:: PROVIDED DATA

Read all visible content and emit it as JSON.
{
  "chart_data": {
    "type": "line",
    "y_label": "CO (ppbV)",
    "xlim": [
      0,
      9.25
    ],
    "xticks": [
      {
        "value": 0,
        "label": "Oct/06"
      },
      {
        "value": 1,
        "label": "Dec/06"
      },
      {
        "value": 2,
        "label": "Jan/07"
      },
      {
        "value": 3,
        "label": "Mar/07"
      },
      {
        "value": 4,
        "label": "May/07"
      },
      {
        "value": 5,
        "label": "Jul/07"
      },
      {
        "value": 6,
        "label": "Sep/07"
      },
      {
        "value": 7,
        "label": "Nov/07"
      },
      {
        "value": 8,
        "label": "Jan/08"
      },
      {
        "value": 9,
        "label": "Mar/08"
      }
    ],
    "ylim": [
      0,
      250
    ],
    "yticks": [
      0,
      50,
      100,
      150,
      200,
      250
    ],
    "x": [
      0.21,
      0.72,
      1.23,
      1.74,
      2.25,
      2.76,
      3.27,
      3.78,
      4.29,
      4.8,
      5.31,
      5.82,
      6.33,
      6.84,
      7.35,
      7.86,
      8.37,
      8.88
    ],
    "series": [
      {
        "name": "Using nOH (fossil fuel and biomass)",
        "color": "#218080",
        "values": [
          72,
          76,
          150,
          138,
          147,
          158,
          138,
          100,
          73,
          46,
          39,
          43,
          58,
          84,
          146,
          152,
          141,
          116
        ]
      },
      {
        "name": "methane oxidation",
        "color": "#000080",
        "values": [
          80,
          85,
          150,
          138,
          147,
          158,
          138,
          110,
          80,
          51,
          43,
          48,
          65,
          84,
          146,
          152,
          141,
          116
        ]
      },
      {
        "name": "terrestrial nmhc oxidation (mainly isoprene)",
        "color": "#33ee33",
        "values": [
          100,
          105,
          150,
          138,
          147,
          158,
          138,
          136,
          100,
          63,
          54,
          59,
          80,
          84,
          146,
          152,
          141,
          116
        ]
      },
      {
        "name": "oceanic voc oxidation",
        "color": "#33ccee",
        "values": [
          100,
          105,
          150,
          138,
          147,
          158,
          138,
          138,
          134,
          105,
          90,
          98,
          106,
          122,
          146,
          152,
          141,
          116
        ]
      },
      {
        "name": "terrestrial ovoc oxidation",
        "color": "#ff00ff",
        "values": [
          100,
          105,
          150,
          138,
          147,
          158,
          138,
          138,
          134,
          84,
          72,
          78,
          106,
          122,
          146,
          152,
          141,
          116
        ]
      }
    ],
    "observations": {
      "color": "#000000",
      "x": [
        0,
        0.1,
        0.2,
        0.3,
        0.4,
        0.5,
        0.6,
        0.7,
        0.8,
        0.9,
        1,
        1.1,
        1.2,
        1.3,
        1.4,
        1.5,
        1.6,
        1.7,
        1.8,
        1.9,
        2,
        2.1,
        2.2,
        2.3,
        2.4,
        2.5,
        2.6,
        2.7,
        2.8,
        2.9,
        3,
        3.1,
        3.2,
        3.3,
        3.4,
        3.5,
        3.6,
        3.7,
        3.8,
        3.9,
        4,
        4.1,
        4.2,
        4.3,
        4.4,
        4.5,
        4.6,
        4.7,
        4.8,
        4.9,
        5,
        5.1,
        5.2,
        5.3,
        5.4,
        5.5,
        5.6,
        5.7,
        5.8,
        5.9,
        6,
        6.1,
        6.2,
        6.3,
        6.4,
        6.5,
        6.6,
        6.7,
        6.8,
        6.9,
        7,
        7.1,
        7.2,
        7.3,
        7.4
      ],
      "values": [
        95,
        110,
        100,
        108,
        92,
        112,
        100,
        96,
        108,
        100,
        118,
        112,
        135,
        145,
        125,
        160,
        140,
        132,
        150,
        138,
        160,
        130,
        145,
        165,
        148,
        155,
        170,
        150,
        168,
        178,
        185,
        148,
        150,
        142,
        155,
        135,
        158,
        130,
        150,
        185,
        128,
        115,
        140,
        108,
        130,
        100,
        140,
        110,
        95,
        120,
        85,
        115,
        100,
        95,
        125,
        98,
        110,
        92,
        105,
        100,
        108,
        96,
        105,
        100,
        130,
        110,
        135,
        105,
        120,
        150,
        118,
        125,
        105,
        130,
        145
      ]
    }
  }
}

::::

▸ **WORK TO DO**
Faithfully transcribe the whole of the data.

▸ **TASK SOLUTION**
Read all visible content and emit it as JSON.
{
  "chart_data": {
    "type": "line",
    "y_label": "CO (ppbV)",
    "xlim": [
      0,
      9.25
    ],
    "xticks": [
      {
        "value": 0,
        "label": "Oct/06"
      },
      {
        "value": 1,
        "label": "Dec/06"
      },
      {
        "value": 2,
        "label": "Jan/07"
      },
      {
        "value": 3,
        "label": "Mar/07"
      },
      {
        "value": 4,
        "label": "May/07"
      },
      {
        "value": 5,
        "label": "Jul/07"
      },
      {
        "value": 6,
        "label": "Sep/07"
      },
      {
        "value": 7,
        "label": "Nov/07"
      },
      {
        "value": 8,
        "label": "Jan/08"
      },
      {
        "value": 9,
        "label": "Mar/08"
      }
    ],
    "ylim": [
      0,
      250
    ],
    "yticks": [
      0,
      50,
      100,
      150,
      200,
      250
    ],
    "x": [
      0.21,
      0.72,
      1.23,
      1.74,
      2.25,
      2.76,
      3.27,
      3.78,
      4.29,
      4.8,
      5.31,
      5.82,
      6.33,
      6.84,
      7.35,
      7.86,
      8.37,
      8.88
    ],
    "series": [
      {
        "name": "Using nOH (fossil fuel and biomass)",
        "color": "#218080",
        "values": [
          72,
          76,
          150,
          138,
          147,
          158,
          138,
          100,
          73,
          46,
          39,
          43,
          58,
          84,
          146,
          152,
          141,
          116
        ]
      },
      {
        "name": "methane oxidation",
        "color": "#000080",
        "values": [
          80,
          85,
          150,
          138,
          147,
          158,
          138,
          110,
          80,
          51,
          43,
          48,
          65,
          84,
          146,
          152,
          141,
          116
        ]
      },
      {
        "name": "terrestrial nmhc oxidation (mainly isoprene)",
        "color": "#33ee33",
        "values": [
          100,
          105,
          150,
          138,
          147,
          158,
          138,
          136,
          100,
          63,
          54,
          59,
          80,
          84,
          146,
          152,
          141,
          116
        ]
      },
      {
        "name": "oceanic voc oxidation",
        "color": "#33ccee",
        "values": [
          100,
          105,
          150,
          138,
          147,
          158,
          138,
          138,
          134,
          105,
          90,
          98,
          106,
          122,
          146,
          152,
          141,
          116
        ]
      },
      {
        "name": "terrestrial ovoc oxidation",
        "color": "#ff00ff",
        "values": [
          100,
          105,
          150,
          138,
          147,
          158,
          138,
          138,
          134,
          84,
          72,
          78,
          106,
          122,
          146,
          152,
          141,
          116
        ]
      }
    ],
    "observations": {
      "color": "#000000",
      "x": [
        0,
        0.1,
        0.2,
        0.3,
        0.4,
        0.5,
        0.6,
        0.7,
        0.8,
        0.9,
        1,
        1.1,
        1.2,
        1.3,
        1.4,
        1.5,
        1.6,
        1.7,
        1.8,
        1.9,
        2,
        2.1,
        2.2,
        2.3,
        2.4,
        2.5,
        2.6,
        2.7,
        2.8,
        2.9,
        3,
        3.1,
        3.2,
        3.3,
        3.4,
        3.5,
        3.6,
        3.7,
        3.8,
        3.9,
        4,
        4.1,
        4.2,
        4.3,
        4.4,
        4.5,
        4.6,
        4.7,
        4.8,
        4.9,
        5,
        5.1,
        5.2,
        5.3,
        5.4,
        5.5,
        5.6,
        5.7,
        5.8,
        5.9,
        6,
        6.1,
        6.2,
        6.3,
        6.4,
        6.5,
        6.6,
        6.7,
        6.8,
        6.9,
        7,
        7.1,
        7.2,
        7.3,
        7.4
      ],
      "values": [
        95,
        110,
        100,
        108,
        92,
        112,
        100,
        96,
        108,
        100,
        118,
        112,
        135,
        145,
        125,
        160,
        140,
        132,
        150,
        138,
        160,
        130,
        145,
        165,
        148,
        155,
        170,
        150,
        168,
        178,
        185,
        148,
        150,
        142,
        155,
        135,
        158,
        130,
        150,
        185,
        128,
        115,
        140,
        108,
        130,
        100,
        140,
        110,
        95,
        120,
        85,
        115,
        100,
        95,
        125,
        98,
        110,
        92,
        105,
        100,
        108,
        96,
        105,
        100,
        130,
        110,
        135,
        105,
        120,
        150,
        118,
        125,
        105,
        130,
        145
      ]
    }
  }
}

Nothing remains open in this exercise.